• [Source passage]
HellGate London To Be For-Pay Online Experience
The long-in-development HellGate: London, which finally has a release date, has been announced as a for-pay MMOG-style game. From the article: "Drawing similarities to ArenaNet's Guild Wars, Hellgate's online is heavily instanced. Group and solo PvE is the game's main focus; PvP will exist in a small scale form, but is not a major element of the initial launch. It will also feature a Hardcore mode similar to that found in Blizzard's Diablo II, a game on which many members of the Hellgate team worked. Hellgate's multiplayer will contain all of the missions and story from the single-player aspect of the game, as well as exclusive gameplay modes and content. Like the single-player game, it will be comprised of dynamically generated areas and items. Further content will be continually added over time by a dedicated Flagship team."
My interest just dropped to zero.
I've been really looking forward to this, but the prospect of another 'mmo' honestly just angries up my blood.
The ball's still in the air on whether or not it's going to be pay to play. ShackNews is wrong.
Against stupidity the Gods themselves contend in vain.
"Update: Since posting our original news item on the matter, Shacknews has been contacted by Electronic Arts, which is co-publishing the game along with Namco Bandai. EA noted that there has not in fact been any final decision made as to Hellgate: London's online pricing model, be it subscription-based or otherwise. We respect this situation, while maintaining that have reported fairly on statements we received. A full interview is forthcoming."
I first thought of what Will Wright once said about his corporate bosses at EA (and I paraphrase): "if you want your project to be noticed, just tell the execs that it's like World of Warcraft."
I only bring this up because it's so typical for management to play copycat instead of trailblazer (look no further than the early 2000s deluge of crappy "Tycoon" games). And EA is among the worst when it comes to this. Perhaps this mentality - the only MMO is one like WoW - is why the market, by and large, is incapable of advancing beyond the tried-and-true "level grind/quest/exp" model.
In any event, I don't feel like paying more money just to enjoy my goddamn game. What's a gamer to do, between "booster packs," episodic content, microdownloads, and online play fees.
Awesome.
For those who don't know, this is the mode where if your character is killed, that's it, he's gone forever. In my last days of playing Diablo II I played this mode pretty much exclusively. When I first got Diablo II this mode didn't appeal to me at all, after all, why play for hours and hours only to lose your character to a monster who was a little too tough?
One thing you learn after playing Diablo II for long enough, and coming to the point where beating normal difficulty becomes a normal occurrence for your characters, is that you have two choices with regards to character planning. One, you pick some skills you like, have some fun levelling them up, then come to find out once you hit mid-nightmare to hell that your strategy, while fun for a while, doesn't pan out. You are left with a character which is ineffective and boring to play, but you still don't want to delete him for all the work you put into him. The second choice is to snoop around on the Internet, identify one of a few "cookie cutter characters", or sets of skills which are particularly effective, and play your way through the entire game focussing on skills which you may not be particularly interested in.

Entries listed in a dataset
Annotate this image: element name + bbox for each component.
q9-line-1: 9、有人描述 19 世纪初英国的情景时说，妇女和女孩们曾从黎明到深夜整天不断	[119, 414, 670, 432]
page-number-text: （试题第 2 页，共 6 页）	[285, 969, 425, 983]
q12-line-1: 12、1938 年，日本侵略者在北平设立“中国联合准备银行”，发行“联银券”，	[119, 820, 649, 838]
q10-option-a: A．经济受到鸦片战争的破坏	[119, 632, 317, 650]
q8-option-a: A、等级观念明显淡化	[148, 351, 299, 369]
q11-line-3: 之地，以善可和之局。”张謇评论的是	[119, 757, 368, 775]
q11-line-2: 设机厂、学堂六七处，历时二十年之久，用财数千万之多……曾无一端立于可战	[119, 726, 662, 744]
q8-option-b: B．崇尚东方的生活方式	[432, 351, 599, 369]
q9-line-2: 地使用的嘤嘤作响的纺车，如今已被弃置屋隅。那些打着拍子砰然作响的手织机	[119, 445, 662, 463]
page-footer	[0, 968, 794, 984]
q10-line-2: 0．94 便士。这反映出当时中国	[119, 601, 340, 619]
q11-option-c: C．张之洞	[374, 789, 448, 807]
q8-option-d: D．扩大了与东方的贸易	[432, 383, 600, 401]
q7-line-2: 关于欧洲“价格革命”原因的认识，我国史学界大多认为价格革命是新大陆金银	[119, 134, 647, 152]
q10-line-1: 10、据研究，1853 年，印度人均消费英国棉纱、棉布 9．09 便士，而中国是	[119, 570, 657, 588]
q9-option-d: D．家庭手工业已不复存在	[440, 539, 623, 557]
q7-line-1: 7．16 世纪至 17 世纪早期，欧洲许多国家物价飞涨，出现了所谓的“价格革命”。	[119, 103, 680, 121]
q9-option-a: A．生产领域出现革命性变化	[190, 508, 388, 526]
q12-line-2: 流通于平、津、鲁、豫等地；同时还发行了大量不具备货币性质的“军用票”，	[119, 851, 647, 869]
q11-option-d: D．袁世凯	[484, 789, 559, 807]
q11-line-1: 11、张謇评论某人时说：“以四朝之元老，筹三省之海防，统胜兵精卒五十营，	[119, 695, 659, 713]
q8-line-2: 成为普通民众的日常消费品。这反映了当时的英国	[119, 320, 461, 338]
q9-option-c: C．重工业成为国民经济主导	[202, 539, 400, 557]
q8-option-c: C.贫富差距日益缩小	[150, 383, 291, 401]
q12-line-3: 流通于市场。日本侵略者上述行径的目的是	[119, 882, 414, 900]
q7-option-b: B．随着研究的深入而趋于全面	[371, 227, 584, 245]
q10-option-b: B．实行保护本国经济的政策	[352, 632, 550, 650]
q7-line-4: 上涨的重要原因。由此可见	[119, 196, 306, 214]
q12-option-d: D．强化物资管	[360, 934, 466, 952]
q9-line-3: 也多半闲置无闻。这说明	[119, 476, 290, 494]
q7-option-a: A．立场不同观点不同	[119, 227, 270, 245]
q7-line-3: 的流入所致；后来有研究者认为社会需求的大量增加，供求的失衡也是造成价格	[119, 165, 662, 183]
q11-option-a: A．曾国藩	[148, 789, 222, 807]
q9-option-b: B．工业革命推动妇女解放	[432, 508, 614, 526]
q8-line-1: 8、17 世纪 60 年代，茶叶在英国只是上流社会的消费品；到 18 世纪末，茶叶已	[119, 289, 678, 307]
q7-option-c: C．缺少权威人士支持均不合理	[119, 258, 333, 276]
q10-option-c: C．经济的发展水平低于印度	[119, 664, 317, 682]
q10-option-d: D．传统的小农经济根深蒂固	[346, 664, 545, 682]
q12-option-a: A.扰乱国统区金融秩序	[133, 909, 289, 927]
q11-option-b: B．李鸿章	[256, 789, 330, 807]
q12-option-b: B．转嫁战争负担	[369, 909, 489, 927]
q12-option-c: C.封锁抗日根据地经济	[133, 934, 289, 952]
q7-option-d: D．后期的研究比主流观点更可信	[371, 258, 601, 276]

• [What this task involves] Quote the stretch of the Hellgate: London page from "In any event, I" through "little too tough?". The dataset entries play no role here.

• [Answer to the problem]
In any event, I don't feel like paying more money just to enjoy my goddamn game. What's a gamer to do, between "booster packs," episodic content, microdownloads, and online play fees.
Awesome.
For those who don't know, this is the mode where if your character is killed, that's it, he's gone forever. In my last days of playing Diablo II I played this mode pretty much exclusively. When I first got Diablo II this mode didn't appeal to me at all, after all, why play for hours and hours only to lose your character to a monster who was a little too tough?